======== Exercise input ========
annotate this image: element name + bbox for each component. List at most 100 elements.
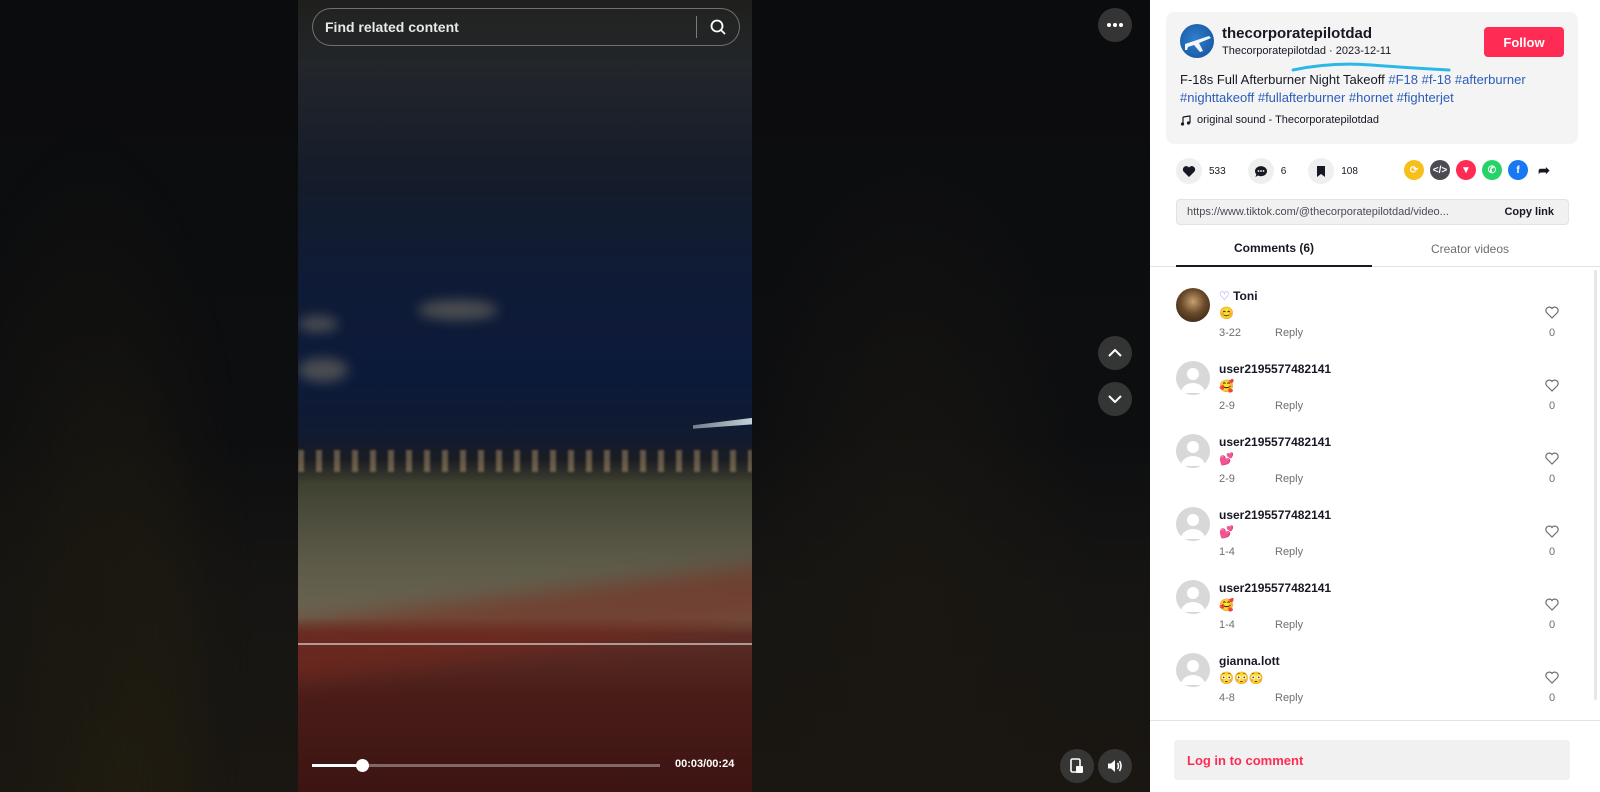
video-cloud — [418, 300, 498, 320]
video-info-card: thecorporatepilotdad Thecorporatepilotda… — [1166, 12, 1578, 144]
commenter-name[interactable]: user2195577482141 — [1219, 435, 1331, 449]
video-progress-bar[interactable] — [312, 759, 660, 772]
comments-scrollbar[interactable] — [1594, 270, 1597, 700]
engagement-bar: 533 6 108 — [1176, 158, 1380, 184]
more-options-icon[interactable] — [1098, 8, 1132, 42]
video-stage: Find related content 00:03/00:24 — [0, 0, 1150, 792]
background-blur-left — [0, 0, 298, 792]
hashtag-link[interactable]: #f-18 — [1422, 72, 1452, 87]
picture-in-picture-icon[interactable] — [1060, 749, 1094, 783]
hashtag-link[interactable]: #nighttakeoff — [1180, 90, 1254, 105]
reply-button[interactable]: Reply — [1275, 692, 1303, 704]
hashtag-link[interactable]: #hornet — [1349, 90, 1393, 105]
login-to-comment-button[interactable]: Log in to comment — [1174, 740, 1570, 780]
comment-heart-icon[interactable] — [1542, 306, 1562, 324]
previous-video-chevron-up-icon[interactable] — [1098, 336, 1132, 370]
whatsapp-icon[interactable]: ✆ — [1482, 160, 1502, 180]
hashtag-link[interactable]: #fullafterburner — [1258, 90, 1345, 105]
share-arrow-icon[interactable]: ➦ — [1534, 160, 1554, 180]
comment-date: 2-9 — [1219, 473, 1235, 485]
video-cloud — [298, 358, 348, 382]
hashtag-link[interactable]: #F18 — [1388, 72, 1418, 87]
commenter-avatar[interactable] — [1176, 434, 1210, 468]
copy-link-button[interactable]: Copy link — [1490, 206, 1568, 218]
video-time: 00:03/00:24 — [675, 758, 735, 770]
tab-comments[interactable]: Comments (6) — [1176, 231, 1372, 267]
commenter-avatar[interactable] — [1176, 288, 1210, 322]
horizon-line — [298, 643, 752, 645]
comment-date: 1-4 — [1219, 546, 1235, 558]
commenter-name[interactable]: user2195577482141 — [1219, 362, 1331, 376]
comment-text: 🥰 — [1219, 379, 1234, 393]
volume-icon[interactable] — [1098, 749, 1132, 783]
send-icon[interactable]: ▼ — [1456, 160, 1476, 180]
aircraft-wing — [298, 553, 752, 687]
commenter-avatar[interactable] — [1176, 361, 1210, 395]
commenter-name[interactable]: ♡ Toni — [1219, 289, 1258, 303]
comment-text: 🥰 — [1219, 598, 1234, 612]
video-url: https://www.tiktok.com/@thecorporatepilo… — [1187, 206, 1449, 218]
commenter-avatar[interactable] — [1176, 653, 1210, 687]
music-link[interactable]: original sound - Thecorporatepilotdad — [1180, 114, 1379, 126]
comment-footer: Log in to comment — [1150, 720, 1600, 792]
search-input[interactable]: Find related content — [325, 19, 696, 35]
bookmark-icon[interactable] — [1308, 158, 1335, 184]
commenter-avatar[interactable] — [1176, 507, 1210, 541]
hashtag-link[interactable]: #afterburner — [1455, 72, 1526, 87]
follow-button[interactable]: Follow — [1484, 27, 1564, 57]
comment-heart-icon[interactable] — [1542, 598, 1562, 616]
jet-icon — [693, 417, 752, 429]
copy-link-row: https://www.tiktok.com/@thecorporatepilo… — [1176, 199, 1569, 225]
commenter-avatar[interactable] — [1176, 580, 1210, 614]
comment-heart-icon[interactable] — [1542, 671, 1562, 689]
comment-icon[interactable] — [1247, 158, 1274, 184]
music-note-icon — [1180, 114, 1191, 126]
repost-icon[interactable]: ⟳ — [1404, 160, 1424, 180]
creator-avatar[interactable] — [1180, 24, 1214, 58]
video-progress-fill — [312, 764, 363, 767]
hashtag-link[interactable]: #fighterjet — [1397, 90, 1454, 105]
video-player[interactable] — [298, 0, 752, 792]
comment-heart-icon[interactable] — [1542, 452, 1562, 470]
reply-button[interactable]: Reply — [1275, 473, 1303, 485]
commenter-name[interactable]: user2195577482141 — [1219, 508, 1331, 522]
search-icon[interactable] — [697, 9, 739, 45]
comment-item: ♡ Toni 😊 3-22 Reply 0 — [1150, 282, 1600, 355]
comment-action[interactable]: 6 — [1247, 158, 1287, 184]
video-cloud — [298, 316, 338, 332]
reply-button[interactable]: Reply — [1275, 546, 1303, 558]
facebook-icon[interactable]: f — [1508, 160, 1528, 180]
comment-text: 💕 — [1219, 525, 1234, 539]
commenter-name[interactable]: user2195577482141 — [1219, 581, 1331, 595]
comment-item: user2195577482141 🥰 2-9 Reply 0 — [1150, 355, 1600, 428]
like-action[interactable]: 533 — [1176, 158, 1226, 184]
reply-button[interactable]: Reply — [1275, 327, 1303, 339]
comment-like-count: 0 — [1548, 546, 1556, 558]
comment-like-count: 0 — [1548, 619, 1556, 631]
comment-item: user2195577482141 💕 1-4 Reply 0 — [1150, 501, 1600, 574]
save-action[interactable]: 108 — [1308, 158, 1358, 184]
comment-heart-icon[interactable] — [1542, 379, 1562, 397]
comment-date: 4-8 — [1219, 692, 1235, 704]
like-count: 533 — [1209, 165, 1226, 177]
next-video-chevron-down-icon[interactable] — [1098, 382, 1132, 416]
comment-text: 💕 — [1219, 452, 1234, 466]
comment-like-count: 0 — [1548, 473, 1556, 485]
comment-like-count: 0 — [1548, 327, 1556, 339]
comment-count: 6 — [1280, 165, 1287, 177]
panel-tabs: Comments (6) Creator videos — [1150, 231, 1600, 267]
commenter-name[interactable]: gianna.lott — [1219, 654, 1280, 668]
search-bar[interactable]: Find related content — [312, 8, 740, 46]
details-panel: thecorporatepilotdad Thecorporatepilotda… — [1150, 0, 1600, 792]
heart-icon[interactable] — [1176, 158, 1202, 184]
creator-username[interactable]: thecorporatepilotdad — [1222, 25, 1372, 42]
runway-lights — [298, 450, 752, 472]
tab-creator-videos[interactable]: Creator videos — [1372, 231, 1568, 267]
reply-button[interactable]: Reply — [1275, 619, 1303, 631]
embed-icon[interactable]: </> — [1430, 160, 1450, 180]
comment-text: 😊 — [1219, 306, 1234, 320]
comment-date: 3-22 — [1219, 327, 1242, 339]
comment-heart-icon[interactable] — [1542, 525, 1562, 543]
video-description: F-18s Full Afterburner Night Takeoff #F1… — [1180, 71, 1565, 107]
reply-button[interactable]: Reply — [1275, 400, 1303, 412]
========
* Work required:
Rewrite the records above, replacing every "commenter-avatar" with "user-avatar" and changing nothing else. Leave out the pictures.

* Solution to the exercise:
annotate this image: element name + bbox for each component. List at most 100 elements.
video-cloud — [418, 300, 498, 320]
video-info-card: thecorporatepilotdad Thecorporatepilotda… — [1166, 12, 1578, 144]
commenter-name[interactable]: user2195577482141 — [1219, 435, 1331, 449]
video-progress-bar[interactable] — [312, 759, 660, 772]
comments-scrollbar[interactable] — [1594, 270, 1597, 700]
engagement-bar: 533 6 108 — [1176, 158, 1380, 184]
more-options-icon[interactable] — [1098, 8, 1132, 42]
video-stage: Find related content 00:03/00:24 — [0, 0, 1150, 792]
background-blur-left — [0, 0, 298, 792]
hashtag-link[interactable]: #f-18 — [1422, 72, 1452, 87]
picture-in-picture-icon[interactable] — [1060, 749, 1094, 783]
hashtag-link[interactable]: #nighttakeoff — [1180, 90, 1254, 105]
reply-button[interactable]: Reply — [1275, 692, 1303, 704]
hashtag-link[interactable]: #hornet — [1349, 90, 1393, 105]
login-to-comment-button[interactable]: Log in to comment — [1174, 740, 1570, 780]
comment-heart-icon[interactable] — [1542, 306, 1562, 324]
previous-video-chevron-up-icon[interactable] — [1098, 336, 1132, 370]
whatsapp-icon[interactable]: ✆ — [1482, 160, 1502, 180]
hashtag-link[interactable]: #fullafterburner — [1258, 90, 1345, 105]
share-arrow-icon[interactable]: ➦ — [1534, 160, 1554, 180]
comment-date: 2-9 — [1219, 473, 1235, 485]
video-cloud — [298, 358, 348, 382]
hashtag-link[interactable]: #F18 — [1388, 72, 1418, 87]
user-avatar[interactable] — [1176, 434, 1210, 468]
copy-link-button[interactable]: Copy link — [1490, 206, 1568, 218]
video-time: 00:03/00:24 — [675, 758, 735, 770]
tab-comments[interactable]: Comments (6) — [1176, 231, 1372, 267]
user-avatar[interactable] — [1176, 288, 1210, 322]
horizon-line — [298, 643, 752, 645]
comment-date: 1-4 — [1219, 546, 1235, 558]
commenter-name[interactable]: user2195577482141 — [1219, 362, 1331, 376]
comment-text: 🥰 — [1219, 379, 1234, 393]
volume-icon[interactable] — [1098, 749, 1132, 783]
send-icon[interactable]: ▼ — [1456, 160, 1476, 180]
aircraft-wing — [298, 553, 752, 687]
user-avatar[interactable] — [1176, 361, 1210, 395]
commenter-name[interactable]: ♡ Toni — [1219, 289, 1258, 303]
comment-text: 🥰 — [1219, 598, 1234, 612]
video-url: https://www.tiktok.com/@thecorporatepilo… — [1187, 206, 1449, 218]
user-avatar[interactable] — [1176, 653, 1210, 687]
music-link[interactable]: original sound - Thecorporatepilotdad — [1180, 114, 1379, 126]
comment-footer: Log in to comment — [1150, 720, 1600, 792]
search-input[interactable]: Find related content — [325, 19, 696, 35]
bookmark-icon[interactable] — [1308, 158, 1335, 184]
user-avatar[interactable] — [1176, 507, 1210, 541]
hashtag-link[interactable]: #afterburner — [1455, 72, 1526, 87]
follow-button[interactable]: Follow — [1484, 27, 1564, 57]
comment-heart-icon[interactable] — [1542, 598, 1562, 616]
jet-icon — [693, 417, 752, 429]
copy-link-row: https://www.tiktok.com/@thecorporatepilo… — [1176, 199, 1569, 225]
user-avatar[interactable] — [1176, 580, 1210, 614]
comment-heart-icon[interactable] — [1542, 671, 1562, 689]
comment-icon[interactable] — [1247, 158, 1274, 184]
music-note-icon — [1180, 114, 1191, 126]
repost-icon[interactable]: ⟳ — [1404, 160, 1424, 180]
creator-avatar[interactable] — [1180, 24, 1214, 58]
video-progress-fill — [312, 764, 363, 767]
hashtag-link[interactable]: #fighterjet — [1397, 90, 1454, 105]
video-player[interactable] — [298, 0, 752, 792]
comment-heart-icon[interactable] — [1542, 452, 1562, 470]
reply-button[interactable]: Reply — [1275, 473, 1303, 485]
commenter-name[interactable]: user2195577482141 — [1219, 508, 1331, 522]
search-icon[interactable] — [697, 9, 739, 45]
comment-item: ♡ Toni 😊 3-22 Reply 0 — [1150, 282, 1600, 355]
comment-action[interactable]: 6 — [1247, 158, 1287, 184]
video-cloud — [298, 316, 338, 332]
reply-button[interactable]: Reply — [1275, 546, 1303, 558]
facebook-icon[interactable]: f — [1508, 160, 1528, 180]
comment-text: 💕 — [1219, 525, 1234, 539]
commenter-name[interactable]: user2195577482141 — [1219, 581, 1331, 595]
comment-item: user2195577482141 🥰 2-9 Reply 0 — [1150, 355, 1600, 428]
like-action[interactable]: 533 — [1176, 158, 1226, 184]
reply-button[interactable]: Reply — [1275, 327, 1303, 339]
comment-like-count: 0 — [1548, 546, 1556, 558]
comment-like-count: 0 — [1548, 619, 1556, 631]
comment-item: user2195577482141 💕 1-4 Reply 0 — [1150, 501, 1600, 574]
save-action[interactable]: 108 — [1308, 158, 1358, 184]
comment-heart-icon[interactable] — [1542, 379, 1562, 397]
comment-date: 4-8 — [1219, 692, 1235, 704]
like-count: 533 — [1209, 165, 1226, 177]
next-video-chevron-down-icon[interactable] — [1098, 382, 1132, 416]
comment-text: 💕 — [1219, 452, 1234, 466]
comment-like-count: 0 — [1548, 473, 1556, 485]
comment-like-count: 0 — [1548, 327, 1556, 339]
comment-count: 6 — [1280, 165, 1287, 177]
panel-tabs: Comments (6) Creator videos — [1150, 231, 1600, 267]
commenter-name[interactable]: gianna.lott — [1219, 654, 1280, 668]
search-bar[interactable]: Find related content — [312, 8, 740, 46]
details-panel: thecorporatepilotdad Thecorporatepilotda… — [1150, 0, 1600, 792]
heart-icon[interactable] — [1176, 158, 1202, 184]
creator-username[interactable]: thecorporatepilotdad — [1222, 25, 1372, 42]
runway-lights — [298, 450, 752, 472]
tab-creator-videos[interactable]: Creator videos — [1372, 231, 1568, 267]
reply-button[interactable]: Reply — [1275, 619, 1303, 631]
embed-icon[interactable]: </> — [1430, 160, 1450, 180]
comment-text: 😊 — [1219, 306, 1234, 320]
comment-date: 3-22 — [1219, 327, 1242, 339]
comment-heart-icon[interactable] — [1542, 525, 1562, 543]
video-description: F-18s Full Afterburner Night Takeoff #F1… — [1180, 71, 1565, 107]
reply-button[interactable]: Reply — [1275, 400, 1303, 412]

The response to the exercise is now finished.